[The exercise] Extract the entries in their exact form.

[Material provided]
::::

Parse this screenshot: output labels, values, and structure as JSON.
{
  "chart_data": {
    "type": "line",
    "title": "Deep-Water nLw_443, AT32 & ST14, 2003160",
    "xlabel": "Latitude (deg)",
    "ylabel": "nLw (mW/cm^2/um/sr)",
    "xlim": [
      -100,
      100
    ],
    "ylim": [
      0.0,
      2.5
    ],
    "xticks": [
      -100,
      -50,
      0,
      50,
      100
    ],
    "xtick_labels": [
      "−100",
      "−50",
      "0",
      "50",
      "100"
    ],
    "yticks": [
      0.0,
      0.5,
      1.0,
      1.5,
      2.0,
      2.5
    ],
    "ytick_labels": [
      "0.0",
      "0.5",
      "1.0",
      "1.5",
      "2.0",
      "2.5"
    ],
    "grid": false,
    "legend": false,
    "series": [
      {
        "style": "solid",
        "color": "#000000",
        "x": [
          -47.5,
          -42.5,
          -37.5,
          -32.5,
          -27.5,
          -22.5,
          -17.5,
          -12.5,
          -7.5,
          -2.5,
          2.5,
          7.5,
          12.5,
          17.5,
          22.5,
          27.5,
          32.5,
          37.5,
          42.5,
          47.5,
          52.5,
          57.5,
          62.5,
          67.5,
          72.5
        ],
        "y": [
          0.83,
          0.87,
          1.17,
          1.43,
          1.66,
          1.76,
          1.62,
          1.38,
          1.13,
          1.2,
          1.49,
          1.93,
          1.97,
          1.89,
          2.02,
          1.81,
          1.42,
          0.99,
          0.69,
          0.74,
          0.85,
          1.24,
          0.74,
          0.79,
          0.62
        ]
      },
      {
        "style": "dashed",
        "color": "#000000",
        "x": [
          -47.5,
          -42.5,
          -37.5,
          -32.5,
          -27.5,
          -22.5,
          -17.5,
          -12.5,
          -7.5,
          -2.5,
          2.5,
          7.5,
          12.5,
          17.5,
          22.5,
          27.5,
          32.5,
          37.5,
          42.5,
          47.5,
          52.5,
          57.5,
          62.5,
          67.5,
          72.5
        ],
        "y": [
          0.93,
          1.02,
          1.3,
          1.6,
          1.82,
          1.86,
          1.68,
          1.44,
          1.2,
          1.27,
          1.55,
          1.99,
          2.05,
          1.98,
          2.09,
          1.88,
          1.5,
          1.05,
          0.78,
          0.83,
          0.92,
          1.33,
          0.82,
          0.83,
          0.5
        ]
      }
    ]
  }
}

::::

[Exercise result]
Parse this screenshot: output labels, values, and structure as JSON.
{
  "chart_data": {
    "type": "line",
    "title": "Deep-Water nLw_443, AT32 & ST14, 2003160",
    "xlabel": "Latitude (deg)",
    "ylabel": "nLw (mW/cm^2/um/sr)",
    "xlim": [
      -100,
      100
    ],
    "ylim": [
      0.0,
      2.5
    ],
    "xticks": [
      -100,
      -50,
      0,
      50,
      100
    ],
    "xtick_labels": [
      "−100",
      "−50",
      "0",
      "50",
      "100"
    ],
    "yticks": [
      0.0,
      0.5,
      1.0,
      1.5,
      2.0,
      2.5
    ],
    "ytick_labels": [
      "0.0",
      "0.5",
      "1.0",
      "1.5",
      "2.0",
      "2.5"
    ],
    "grid": false,
    "legend": false,
    "series": [
      {
        "style": "solid",
        "color": "#000000",
        "x": [
          -47.5,
          -42.5,
          -37.5,
          -32.5,
          -27.5,
          -22.5,
          -17.5,
          -12.5,
          -7.5,
          -2.5,
          2.5,
          7.5,
          12.5,
          17.5,
          22.5,
          27.5,
          32.5,
          37.5,
          42.5,
          47.5,
          52.5,
          57.5,
          62.5,
          67.5,
          72.5
        ],
        "y": [
          0.83,
          0.87,
          1.17,
          1.43,
          1.66,
          1.76,
          1.62,
          1.38,
          1.13,
          1.2,
          1.49,
          1.93,
          1.97,
          1.89,
          2.02,
          1.81,
          1.42,
          0.99,
          0.69,
          0.74,
          0.85,
          1.24,
          0.74,
          0.79,
          0.62
        ]
      },
      {
        "style": "dashed",
        "color": "#000000",
        "x": [
          -47.5,
          -42.5,
          -37.5,
          -32.5,
          -27.5,
          -22.5,
          -17.5,
          -12.5,
          -7.5,
          -2.5,
          2.5,
          7.5,
          12.5,
          17.5,
          22.5,
          27.5,
          32.5,
          37.5,
          42.5,
          47.5,
          52.5,
          57.5,
          62.5,
          67.5,
          72.5
        ],
        "y": [
          0.93,
          1.02,
          1.3,
          1.6,
          1.82,
          1.86,
          1.68,
          1.44,
          1.2,
          1.27,
          1.55,
          1.99,
          2.05,
          1.98,
          2.09,
          1.88,
          1.5,
          1.05,
          0.78,
          0.83,
          0.92,
          1.33,
          0.82,
          0.83,
          0.5
        ]
      }
    ]
  }
}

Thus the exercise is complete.